■ REQUIREMENT: Using the data below, copy out all lines with the word "number".

[RECORDS TO USE]

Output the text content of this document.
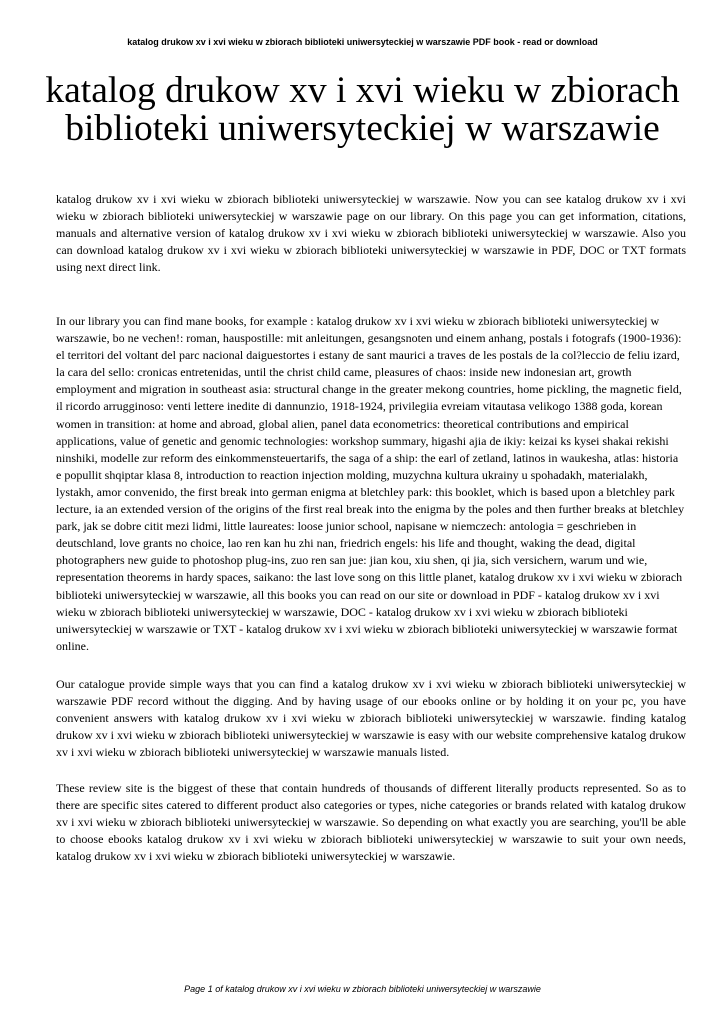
katalog drukow xv i xvi wieku w zbiorach biblioteki uniwersyteckiej w warszawie PDF book - read or download
katalog drukow xv i xvi wieku w zbiorach biblioteki uniwersyteckiej w warszawie

katalog drukow xv i xvi wieku w zbiorach biblioteki uniwersyteckiej w warszawie. Now you can see katalog drukow xv i xvi wieku w zbiorach biblioteki uniwersyteckiej w warszawie page on our library. On this page you can get information, citations, manuals and alternative version of katalog drukow xv i xvi wieku w zbiorach biblioteki uniwersyteckiej w warszawie. Also you can download katalog drukow xv i xvi wieku w zbiorach biblioteki uniwersyteckiej w warszawie in PDF, DOC or TXT formats using next direct link.

In our library you can find mane books, for example : katalog drukow xv i xvi wieku w zbiorach biblioteki uniwersyteckiej w warszawie, bo ne vechen!: roman, hauspostille: mit anleitungen, gesangsnoten und einem anhang, postals i fotografs (1900-1936): el territori del voltant del parc nacional daiguestortes i estany de sant maurici a traves de les postals de la col?leccio de feliu izard, la cara del sello: cronicas entretenidas, until the christ child came, pleasures of chaos: inside new indonesian art, growth employment and migration in southeast asia: structural change in the greater mekong countries, home pickling, the magnetic field, il ricordo arrugginoso: venti lettere inedite di dannunzio, 1918-1924, privilegiia evreiam vitautasa velikogo 1388 goda, korean women in transition: at home and abroad, global alien, panel data econometrics: theoretical contributions and empirical applications, value of genetic and genomic technologies: workshop summary, higashi ajia de ikiy: keizai ks kysei shakai rekishi ninshiki, modelle zur reform des einkommensteuertarifs, the saga of a ship: the earl of zetland, latinos in waukesha, atlas: historia e popullit shqiptar klasa 8, introduction to reaction injection molding, muzychna kultura ukrainy u spohadakh, materialakh, lystakh, amor convenido, the first break into german enigma at bletchley park: this booklet, which is based upon a bletchley park lecture, ia an extended version of the origins of the first real break into the enigma by the poles and then further breaks at bletchley park, jak se dobre citit mezi lidmi, little laureates: loose junior school, napisane w niemczech: antologia = geschrieben in deutschland, love grants no choice, lao ren kan hu zhi nan, friedrich engels: his life and thought, waking the dead, digital photographers new guide to photoshop plug-ins, zuo ren san jue: jian kou, xiu shen, qi jia, sich versichern, warum und wie, representation theorems in hardy spaces, saikano: the last love song on this little planet, katalog drukow xv i xvi wieku w zbiorach biblioteki uniwersyteckiej w warszawie, all this books you can read on our site or download in PDF - katalog drukow xv i xvi wieku w zbiorach biblioteki uniwersyteckiej w warszawie, DOC - katalog drukow xv i xvi wieku w zbiorach biblioteki uniwersyteckiej w warszawie or TXT - katalog drukow xv i xvi wieku w zbiorach biblioteki uniwersyteckiej w warszawie format online.

Our catalogue provide simple ways that you can find a katalog drukow xv i xvi wieku w zbiorach biblioteki uniwersyteckiej w warszawie PDF record without the digging. And by having usage of our ebooks online or by holding it on your pc, you have convenient answers with katalog drukow xv i xvi wieku w zbiorach biblioteki uniwersyteckiej w warszawie. finding katalog drukow xv i xvi wieku w zbiorach biblioteki uniwersyteckiej w warszawie is easy with our website comprehensive katalog drukow xv i xvi wieku w zbiorach biblioteki uniwersyteckiej w warszawie manuals listed.

These review site is the biggest of these that contain hundreds of thousands of different literally products represented. So as to there are specific sites catered to different product also categories or types, niche categories or brands related with katalog drukow xv i xvi wieku w zbiorach biblioteki uniwersyteckiej w warszawie. So depending on what exactly you are searching, you'll be able to choose ebooks katalog drukow xv i xvi wieku w zbiorach biblioteki uniwersyteckiej w warszawie to suit your own needs, katalog drukow xv i xvi wieku w zbiorach biblioteki uniwersyteckiej w warszawie.

Page 1 of katalog drukow xv i xvi wieku w zbiorach biblioteki uniwersyteckiej w warszawie
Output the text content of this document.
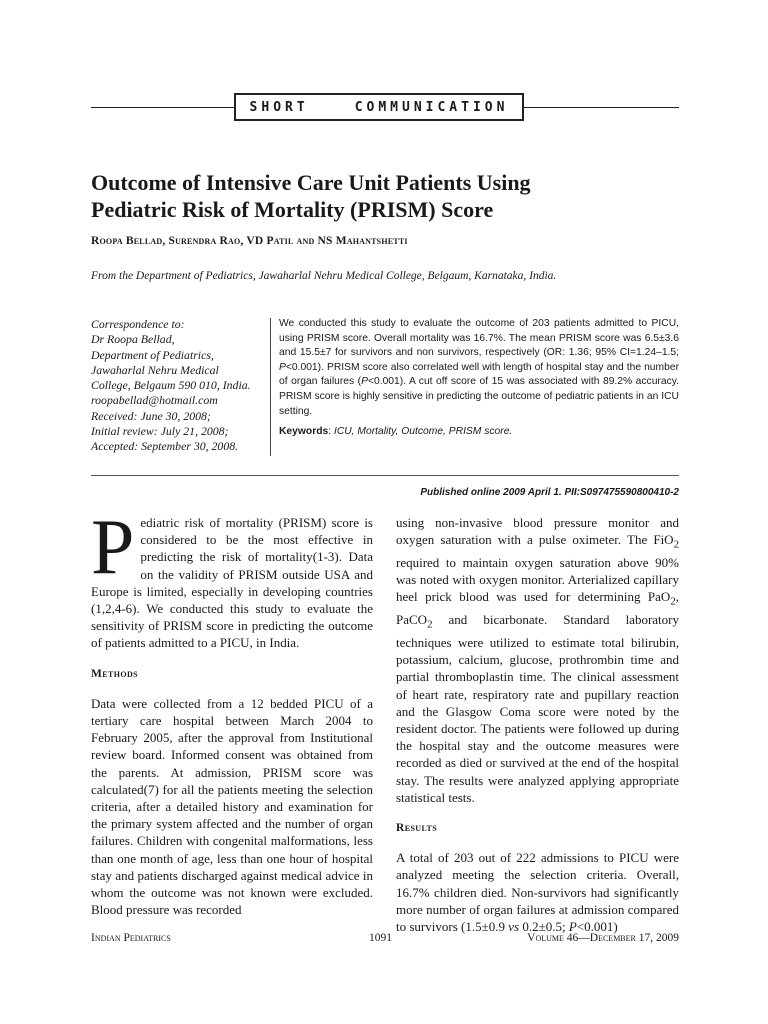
SHORT	COMMUNICATION
Outcome of Intensive Care Unit Patients Using
Pediatric Risk of Mortality (PRISM) Score
Roopa Bellad, Surendra Rao, VD Patil and NS Mahantshetti
From the Department of Pediatrics, Jawaharlal Nehru Medical College, Belgaum, Karnataka, India.
Correspondence to:
Dr Roopa Bellad,
Department of Pediatrics,
Jawaharlal Nehru Medical
College, Belgaum 590 010, India.
roopabellad@hotmail.com
Received: June 30, 2008;
Initial review: July 21, 2008;
Accepted: September 30, 2008.
We conducted this study to evaluate the outcome of 203 patients admitted to PICU, using PRISM score. Overall mortality was 16.7%. The mean PRISM score was 6.5±3.6 and 15.5±7 for survivors and non survivors, respectively (OR: 1.36; 95% CI=1.24–1.5; P<0.001). PRISM score also correlated well with length of hospital stay and the number of organ failures (P<0.001). A cut off score of 15 was associated with 89.2% accuracy. PRISM score is highly sensitive in predicting the outcome of pediatric patients in an ICU setting.
Keywords: ICU, Mortality, Outcome, PRISM score.
Published online 2009 April 1. PII:S097475590800410-2

Pediatric risk of mortality (PRISM) score is considered to be the most effective in predicting the risk of mortality(1-3). Data on the validity of PRISM outside USA and Europe is limited, especially in developing countries (1,2,4-6). We conducted this study to evaluate the sensitivity of PRISM score in predicting the outcome of patients admitted to a PICU, in India.

Methods

Data were collected from a 12 bedded PICU of a tertiary care hospital between March 2004 to February 2005, after the approval from Institutional review board. Informed consent was obtained from the parents. At admission, PRISM score was calculated(7) for all the patients meeting the selection criteria, after a detailed history and examination for the primary system affected and the number of organ failures. Children with congenital malformations, less than one month of age, less than one hour of hospital stay and patients discharged against medical advice in whom the outcome was not known were excluded. Blood pressure was recorded

using non-invasive blood pressure monitor and oxygen saturation with a pulse oximeter. The FiO$_2$ required to maintain oxygen saturation above 90% was noted with oxygen monitor. Arterialized capillary heel prick blood was used for determining PaO$_2$, PaCO$_2$ and bicarbonate. Standard laboratory techniques were utilized to estimate total bilirubin, potassium, calcium, glucose, prothrombin time and partial thromboplastin time. The clinical assessment of heart rate, respiratory rate and pupillary reaction and the Glasgow Coma score were noted by the resident doctor. The patients were followed up during the hospital stay and the outcome measures were recorded as died or survived at the end of the hospital stay. The results were analyzed applying appropriate statistical tests.

Results

A total of 203 out of 222 admissions to PICU were analyzed meeting the selection criteria. Overall, 16.7% children died. Non-survivors had significantly more number of organ failures at admission compared to survivors (1.5±0.9 vs 0.2±0.5; P<0.001)

Indian Pediatrics	1091	Volume 46—December 17, 2009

[/RECORDS TO USE]

■ TASK SOLUTION:
We conducted this study to evaluate the outcome of 203 patients admitted to PICU, using PRISM score. Overall mortality was 16.7%. The mean PRISM score was 6.5±3.6 and 15.5±7 for survivors and non survivors, respectively (OR: 1.36; 95% CI=1.24–1.5; P<0.001). PRISM score also correlated well with length of hospital stay and the number of organ failures (P<0.001). A cut off score of 15 was associated with 89.2% accuracy. PRISM score is highly sensitive in predicting the outcome of pediatric patients in an ICU setting.
Data were collected from a 12 bedded PICU of a tertiary care hospital between March 2004 to February 2005, after the approval from Institutional review board. Informed consent was obtained from the parents. At admission, PRISM score was calculated(7) for all the patients meeting the selection criteria, after a detailed history and examination for the primary system affected and the number of organ failures. Children with congenital malformations, less than one month of age, less than one hour of hospital stay and patients discharged against medical advice in whom the outcome was not known were excluded. Blood pressure was recorded
A total of 203 out of 222 admissions to PICU were analyzed meeting the selection criteria. Overall, 16.7% children died. Non-survivors had significantly more number of organ failures at admission compared to survivors (1.5±0.9 vs 0.2±0.5; P<0.001)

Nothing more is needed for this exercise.